• [To do]: Restate the full listing word for word and leave the pictures out.

[Records from a collection]
* * *
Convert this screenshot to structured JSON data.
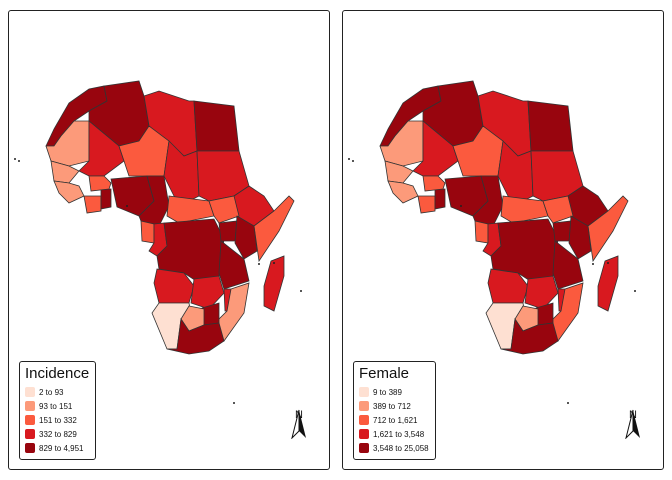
{
  "palette": [
    "#FEE0D2",
    "#FC9A7A",
    "#FB5A3E",
    "#D8191F",
    "#98050E"
  ],
  "panels": [
    {
      "legend": {
        "title": "Incidence",
        "items": [
          "2 to 93",
          "93 to 151",
          "151 to 332",
          "332 to 829",
          "829 to 4,951"
        ]
      },
      "classes": {
        "morocco": 4,
        "algeria": 4,
        "mauritania": 1,
        "mali": 3,
        "libya": 3,
        "egypt": 4,
        "niger": 2,
        "chad": 3,
        "sudan": 3,
        "ethiopia": 3,
        "somalia": 2,
        "senegal": 1,
        "guinea": 1,
        "ivory_coast": 2,
        "ghana": 4,
        "burkina": 2,
        "nigeria": 4,
        "cameroon": 4,
        "car": 2,
        "south_sudan": 2,
        "gabon": 2,
        "congo": 3,
        "drc": 4,
        "uganda": 4,
        "kenya": 4,
        "tanzania": 4,
        "angola": 3,
        "zambia": 3,
        "mozambique": 1,
        "zimbabwe": 4,
        "malawi": 3,
        "namibia": 0,
        "botswana": 1,
        "south_africa": 4,
        "madagascar": 3
      },
      "north_label": "N"
    },
    {
      "legend": {
        "title": "Female",
        "items": [
          "9 to 389",
          "389 to 712",
          "712 to 1,621",
          "1,621 to 3,548",
          "3,548 to 25,058"
        ]
      },
      "classes": {
        "morocco": 4,
        "algeria": 4,
        "mauritania": 1,
        "mali": 3,
        "libya": 3,
        "egypt": 4,
        "niger": 2,
        "chad": 3,
        "sudan": 3,
        "ethiopia": 4,
        "somalia": 2,
        "senegal": 1,
        "guinea": 1,
        "ivory_coast": 2,
        "ghana": 4,
        "burkina": 2,
        "nigeria": 4,
        "cameroon": 4,
        "car": 2,
        "south_sudan": 2,
        "gabon": 2,
        "congo": 3,
        "drc": 4,
        "uganda": 4,
        "kenya": 4,
        "tanzania": 4,
        "angola": 3,
        "zambia": 3,
        "mozambique": 2,
        "zimbabwe": 4,
        "malawi": 3,
        "namibia": 0,
        "botswana": 1,
        "south_africa": 4,
        "madagascar": 3
      },
      "north_label": "N"
    }
  ]
}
* * *
• [Response to this exercise]:
Convert this screenshot to structured JSON data.
{
  "palette": [
    "#FEE0D2",
    "#FC9A7A",
    "#FB5A3E",
    "#D8191F",
    "#98050E"
  ],
  "panels": [
    {
      "legend": {
        "title": "Incidence",
        "items": [
          "2 to 93",
          "93 to 151",
          "151 to 332",
          "332 to 829",
          "829 to 4,951"
        ]
      },
      "classes": {
        "morocco": 4,
        "algeria": 4,
        "mauritania": 1,
        "mali": 3,
        "libya": 3,
        "egypt": 4,
        "niger": 2,
        "chad": 3,
        "sudan": 3,
        "ethiopia": 3,
        "somalia": 2,
        "senegal": 1,
        "guinea": 1,
        "ivory_coast": 2,
        "ghana": 4,
        "burkina": 2,
        "nigeria": 4,
        "cameroon": 4,
        "car": 2,
        "south_sudan": 2,
        "gabon": 2,
        "congo": 3,
        "drc": 4,
        "uganda": 4,
        "kenya": 4,
        "tanzania": 4,
        "angola": 3,
        "zambia": 3,
        "mozambique": 1,
        "zimbabwe": 4,
        "malawi": 3,
        "namibia": 0,
        "botswana": 1,
        "south_africa": 4,
        "madagascar": 3
      },
      "north_label": "N"
    },
    {
      "legend": {
        "title": "Female",
        "items": [
          "9 to 389",
          "389 to 712",
          "712 to 1,621",
          "1,621 to 3,548",
          "3,548 to 25,058"
        ]
      },
      "classes": {
        "morocco": 4,
        "algeria": 4,
        "mauritania": 1,
        "mali": 3,
        "libya": 3,
        "egypt": 4,
        "niger": 2,
        "chad": 3,
        "sudan": 3,
        "ethiopia": 4,
        "somalia": 2,
        "senegal": 1,
        "guinea": 1,
        "ivory_coast": 2,
        "ghana": 4,
        "burkina": 2,
        "nigeria": 4,
        "cameroon": 4,
        "car": 2,
        "south_sudan": 2,
        "gabon": 2,
        "congo": 3,
        "drc": 4,
        "uganda": 4,
        "kenya": 4,
        "tanzania": 4,
        "angola": 3,
        "zambia": 3,
        "mozambique": 2,
        "zimbabwe": 4,
        "malawi": 3,
        "namibia": 0,
        "botswana": 1,
        "south_africa": 4,
        "madagascar": 3
      },
      "north_label": "N"
    }
  ]
}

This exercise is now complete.